Exercise inputs ▸
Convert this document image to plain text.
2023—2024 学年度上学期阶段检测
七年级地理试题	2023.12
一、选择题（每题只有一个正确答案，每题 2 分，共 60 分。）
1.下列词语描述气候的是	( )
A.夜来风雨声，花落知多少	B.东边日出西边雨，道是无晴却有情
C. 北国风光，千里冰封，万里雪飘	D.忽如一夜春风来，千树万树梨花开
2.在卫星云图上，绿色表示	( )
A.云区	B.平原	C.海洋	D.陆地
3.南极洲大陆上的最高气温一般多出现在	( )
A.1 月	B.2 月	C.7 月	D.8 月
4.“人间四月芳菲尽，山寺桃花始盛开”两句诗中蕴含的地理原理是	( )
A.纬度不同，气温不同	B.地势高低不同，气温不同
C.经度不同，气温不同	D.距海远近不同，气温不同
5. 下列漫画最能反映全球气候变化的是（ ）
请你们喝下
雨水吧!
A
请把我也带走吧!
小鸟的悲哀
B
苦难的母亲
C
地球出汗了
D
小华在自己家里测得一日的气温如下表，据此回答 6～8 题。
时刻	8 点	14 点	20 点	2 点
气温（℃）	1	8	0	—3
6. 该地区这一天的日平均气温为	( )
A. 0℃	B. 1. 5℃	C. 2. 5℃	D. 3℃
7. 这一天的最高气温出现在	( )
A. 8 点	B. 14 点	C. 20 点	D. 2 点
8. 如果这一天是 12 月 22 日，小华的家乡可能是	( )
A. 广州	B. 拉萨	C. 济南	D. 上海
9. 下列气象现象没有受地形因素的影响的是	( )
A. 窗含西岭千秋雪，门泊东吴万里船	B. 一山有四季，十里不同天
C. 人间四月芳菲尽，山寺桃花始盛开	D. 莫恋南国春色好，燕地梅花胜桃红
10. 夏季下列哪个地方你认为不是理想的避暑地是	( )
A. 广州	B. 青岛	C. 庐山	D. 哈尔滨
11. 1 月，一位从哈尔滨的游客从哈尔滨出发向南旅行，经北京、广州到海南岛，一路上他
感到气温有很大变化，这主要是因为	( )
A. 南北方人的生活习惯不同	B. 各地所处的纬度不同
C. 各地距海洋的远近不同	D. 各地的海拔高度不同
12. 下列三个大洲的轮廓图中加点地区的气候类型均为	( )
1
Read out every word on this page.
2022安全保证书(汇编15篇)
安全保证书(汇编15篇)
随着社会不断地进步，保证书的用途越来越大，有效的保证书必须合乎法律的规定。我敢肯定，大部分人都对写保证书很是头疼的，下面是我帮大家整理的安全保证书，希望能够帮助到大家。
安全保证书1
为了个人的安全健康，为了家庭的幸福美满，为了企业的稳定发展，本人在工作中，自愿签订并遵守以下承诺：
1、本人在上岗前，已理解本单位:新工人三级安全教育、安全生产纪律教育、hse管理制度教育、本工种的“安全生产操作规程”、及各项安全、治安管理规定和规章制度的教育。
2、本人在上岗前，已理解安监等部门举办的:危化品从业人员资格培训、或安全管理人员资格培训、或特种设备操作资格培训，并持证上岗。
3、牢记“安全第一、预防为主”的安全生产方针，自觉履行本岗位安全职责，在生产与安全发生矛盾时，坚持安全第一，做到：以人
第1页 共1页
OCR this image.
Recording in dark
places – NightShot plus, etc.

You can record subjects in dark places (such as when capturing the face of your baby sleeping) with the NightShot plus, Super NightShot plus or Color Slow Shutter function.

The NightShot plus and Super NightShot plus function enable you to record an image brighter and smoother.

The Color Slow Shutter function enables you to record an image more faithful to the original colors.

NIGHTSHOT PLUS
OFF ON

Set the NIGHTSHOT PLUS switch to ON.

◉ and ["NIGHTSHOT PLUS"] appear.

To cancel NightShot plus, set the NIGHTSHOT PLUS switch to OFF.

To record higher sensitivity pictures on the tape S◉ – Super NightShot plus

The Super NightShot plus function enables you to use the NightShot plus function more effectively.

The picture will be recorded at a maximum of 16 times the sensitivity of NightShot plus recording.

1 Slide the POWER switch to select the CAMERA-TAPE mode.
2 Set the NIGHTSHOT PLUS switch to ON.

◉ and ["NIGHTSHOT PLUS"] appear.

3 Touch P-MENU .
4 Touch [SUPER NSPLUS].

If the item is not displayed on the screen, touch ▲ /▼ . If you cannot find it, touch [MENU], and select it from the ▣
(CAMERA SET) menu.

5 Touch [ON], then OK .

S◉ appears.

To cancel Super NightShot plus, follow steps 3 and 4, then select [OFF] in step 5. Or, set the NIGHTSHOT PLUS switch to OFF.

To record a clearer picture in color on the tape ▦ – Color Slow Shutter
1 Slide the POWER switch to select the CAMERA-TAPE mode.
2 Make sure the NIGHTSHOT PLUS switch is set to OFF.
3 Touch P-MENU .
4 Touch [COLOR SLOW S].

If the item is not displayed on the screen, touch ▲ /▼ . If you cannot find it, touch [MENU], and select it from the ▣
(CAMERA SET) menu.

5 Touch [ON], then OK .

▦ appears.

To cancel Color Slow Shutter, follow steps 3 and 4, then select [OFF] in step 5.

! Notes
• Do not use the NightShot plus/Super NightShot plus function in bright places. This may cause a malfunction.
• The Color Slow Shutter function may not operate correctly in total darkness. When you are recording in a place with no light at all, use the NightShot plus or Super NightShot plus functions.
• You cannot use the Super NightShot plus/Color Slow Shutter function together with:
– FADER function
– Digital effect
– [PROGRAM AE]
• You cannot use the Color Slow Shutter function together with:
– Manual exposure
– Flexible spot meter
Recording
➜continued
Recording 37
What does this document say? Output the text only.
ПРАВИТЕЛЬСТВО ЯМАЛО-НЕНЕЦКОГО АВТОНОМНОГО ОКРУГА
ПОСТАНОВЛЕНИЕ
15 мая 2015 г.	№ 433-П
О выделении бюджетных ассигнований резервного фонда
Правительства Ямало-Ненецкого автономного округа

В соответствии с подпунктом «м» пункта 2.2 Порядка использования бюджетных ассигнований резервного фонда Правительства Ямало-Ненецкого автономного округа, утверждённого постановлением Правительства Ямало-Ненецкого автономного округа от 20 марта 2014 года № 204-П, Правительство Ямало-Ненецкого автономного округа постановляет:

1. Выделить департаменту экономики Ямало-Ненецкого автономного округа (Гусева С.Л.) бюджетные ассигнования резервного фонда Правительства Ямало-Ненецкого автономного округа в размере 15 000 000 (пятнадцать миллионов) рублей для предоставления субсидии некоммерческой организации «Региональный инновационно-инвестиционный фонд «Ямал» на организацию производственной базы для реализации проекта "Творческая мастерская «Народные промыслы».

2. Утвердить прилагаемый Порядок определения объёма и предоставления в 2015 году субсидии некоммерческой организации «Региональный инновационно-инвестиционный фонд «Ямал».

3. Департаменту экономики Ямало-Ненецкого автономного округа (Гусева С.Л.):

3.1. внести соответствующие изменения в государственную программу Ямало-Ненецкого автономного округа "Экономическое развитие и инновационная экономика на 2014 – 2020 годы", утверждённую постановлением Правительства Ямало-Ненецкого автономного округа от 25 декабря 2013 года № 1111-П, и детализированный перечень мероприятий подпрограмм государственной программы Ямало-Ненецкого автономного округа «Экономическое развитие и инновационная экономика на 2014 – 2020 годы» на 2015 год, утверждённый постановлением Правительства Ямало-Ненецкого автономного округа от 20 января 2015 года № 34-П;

Set problem ▸
Exactly reproduce every line found in the records.

Task response ▸
Convert this document image to plain text.
2023—2024 学年度上学期阶段检测
七年级地理试题	2023.12
一、选择题（每题只有一个正确答案，每题 2 分，共 60 分。）
1.下列词语描述气候的是	( )
A.夜来风雨声，花落知多少	B.东边日出西边雨，道是无晴却有情
C. 北国风光，千里冰封，万里雪飘	D.忽如一夜春风来，千树万树梨花开
2.在卫星云图上，绿色表示	( )
A.云区	B.平原	C.海洋	D.陆地
3.南极洲大陆上的最高气温一般多出现在	( )
A.1 月	B.2 月	C.7 月	D.8 月
4.“人间四月芳菲尽，山寺桃花始盛开”两句诗中蕴含的地理原理是	( )
A.纬度不同，气温不同	B.地势高低不同，气温不同
C.经度不同，气温不同	D.距海远近不同，气温不同
5. 下列漫画最能反映全球气候变化的是（ ）
请你们喝下
雨水吧!
A
请把我也带走吧!
小鸟的悲哀
B
苦难的母亲
C
地球出汗了
D
小华在自己家里测得一日的气温如下表，据此回答 6～8 题。
时刻	8 点	14 点	20 点	2 点
气温（℃）	1	8	0	—3
6. 该地区这一天的日平均气温为	( )
A. 0℃	B. 1. 5℃	C. 2. 5℃	D. 3℃
7. 这一天的最高气温出现在	( )
A. 8 点	B. 14 点	C. 20 点	D. 2 点
8. 如果这一天是 12 月 22 日，小华的家乡可能是	( )
A. 广州	B. 拉萨	C. 济南	D. 上海
9. 下列气象现象没有受地形因素的影响的是	( )
A. 窗含西岭千秋雪，门泊东吴万里船	B. 一山有四季，十里不同天
C. 人间四月芳菲尽，山寺桃花始盛开	D. 莫恋南国春色好，燕地梅花胜桃红
10. 夏季下列哪个地方你认为不是理想的避暑地是	( )
A. 广州	B. 青岛	C. 庐山	D. 哈尔滨
11. 1 月，一位从哈尔滨的游客从哈尔滨出发向南旅行，经北京、广州到海南岛，一路上他
感到气温有很大变化，这主要是因为	( )
A. 南北方人的生活习惯不同	B. 各地所处的纬度不同
C. 各地距海洋的远近不同	D. 各地的海拔高度不同
12. 下列三个大洲的轮廓图中加点地区的气候类型均为	( )
1
Read out every word on this page.
2022安全保证书(汇编15篇)
安全保证书(汇编15篇)
随着社会不断地进步，保证书的用途越来越大，有效的保证书必须合乎法律的规定。我敢肯定，大部分人都对写保证书很是头疼的，下面是我帮大家整理的安全保证书，希望能够帮助到大家。
安全保证书1
为了个人的安全健康，为了家庭的幸福美满，为了企业的稳定发展，本人在工作中，自愿签订并遵守以下承诺：
1、本人在上岗前，已理解本单位:新工人三级安全教育、安全生产纪律教育、hse管理制度教育、本工种的“安全生产操作规程”、及各项安全、治安管理规定和规章制度的教育。
2、本人在上岗前，已理解安监等部门举办的:危化品从业人员资格培训、或安全管理人员资格培训、或特种设备操作资格培训，并持证上岗。
3、牢记“安全第一、预防为主”的安全生产方针，自觉履行本岗位安全职责，在生产与安全发生矛盾时，坚持安全第一，做到：以人
第1页 共1页
OCR this image.
Recording in dark
places – NightShot plus, etc.

You can record subjects in dark places (such as when capturing the face of your baby sleeping) with the NightShot plus, Super NightShot plus or Color Slow Shutter function.

The NightShot plus and Super NightShot plus function enable you to record an image brighter and smoother.

The Color Slow Shutter function enables you to record an image more faithful to the original colors.

NIGHTSHOT PLUS
OFF ON

Set the NIGHTSHOT PLUS switch to ON.

◉ and ["NIGHTSHOT PLUS"] appear.

To cancel NightShot plus, set the NIGHTSHOT PLUS switch to OFF.

To record higher sensitivity pictures on the tape S◉ – Super NightShot plus

The Super NightShot plus function enables you to use the NightShot plus function more effectively.

The picture will be recorded at a maximum of 16 times the sensitivity of NightShot plus recording.

1 Slide the POWER switch to select the CAMERA-TAPE mode.
2 Set the NIGHTSHOT PLUS switch to ON.

◉ and ["NIGHTSHOT PLUS"] appear.

3 Touch P-MENU .
4 Touch [SUPER NSPLUS].

If the item is not displayed on the screen, touch ▲ /▼ . If you cannot find it, touch [MENU], and select it from the ▣
(CAMERA SET) menu.

5 Touch [ON], then OK .

S◉ appears.

To cancel Super NightShot plus, follow steps 3 and 4, then select [OFF] in step 5. Or, set the NIGHTSHOT PLUS switch to OFF.

To record a clearer picture in color on the tape ▦ – Color Slow Shutter
1 Slide the POWER switch to select the CAMERA-TAPE mode.
2 Make sure the NIGHTSHOT PLUS switch is set to OFF.
3 Touch P-MENU .
4 Touch [COLOR SLOW S].

If the item is not displayed on the screen, touch ▲ /▼ . If you cannot find it, touch [MENU], and select it from the ▣
(CAMERA SET) menu.

5 Touch [ON], then OK .

▦ appears.

To cancel Color Slow Shutter, follow steps 3 and 4, then select [OFF] in step 5.

! Notes
• Do not use the NightShot plus/Super NightShot plus function in bright places. This may cause a malfunction.
• The Color Slow Shutter function may not operate correctly in total darkness. When you are recording in a place with no light at all, use the NightShot plus or Super NightShot plus functions.
• You cannot use the Super NightShot plus/Color Slow Shutter function together with:
– FADER function
– Digital effect
– [PROGRAM AE]
• You cannot use the Color Slow Shutter function together with:
– Manual exposure
– Flexible spot meter
Recording
➜continued
Recording 37
What does this document say? Output the text only.
ПРАВИТЕЛЬСТВО ЯМАЛО-НЕНЕЦКОГО АВТОНОМНОГО ОКРУГА
ПОСТАНОВЛЕНИЕ
15 мая 2015 г.	№ 433-П
О выделении бюджетных ассигнований резервного фонда
Правительства Ямало-Ненецкого автономного округа

В соответствии с подпунктом «м» пункта 2.2 Порядка использования бюджетных ассигнований резервного фонда Правительства Ямало-Ненецкого автономного округа, утверждённого постановлением Правительства Ямало-Ненецкого автономного округа от 20 марта 2014 года № 204-П, Правительство Ямало-Ненецкого автономного округа постановляет:

1. Выделить департаменту экономики Ямало-Ненецкого автономного округа (Гусева С.Л.) бюджетные ассигнования резервного фонда Правительства Ямало-Ненецкого автономного округа в размере 15 000 000 (пятнадцать миллионов) рублей для предоставления субсидии некоммерческой организации «Региональный инновационно-инвестиционный фонд «Ямал» на организацию производственной базы для реализации проекта "Творческая мастерская «Народные промыслы».

2. Утвердить прилагаемый Порядок определения объёма и предоставления в 2015 году субсидии некоммерческой организации «Региональный инновационно-инвестиционный фонд «Ямал».

3. Департаменту экономики Ямало-Ненецкого автономного округа (Гусева С.Л.):

3.1. внести соответствующие изменения в государственную программу Ямало-Ненецкого автономного округа "Экономическое развитие и инновационная экономика на 2014 – 2020 годы", утверждённую постановлением Правительства Ямало-Ненецкого автономного округа от 25 декабря 2013 года № 1111-П, и детализированный перечень мероприятий подпрограмм государственной программы Ямало-Ненецкого автономного округа «Экономическое развитие и инновационная экономика на 2014 – 2020 годы» на 2015 год, утверждённый постановлением Правительства Ямало-Ненецкого автономного округа от 20 января 2015 года № 34-П;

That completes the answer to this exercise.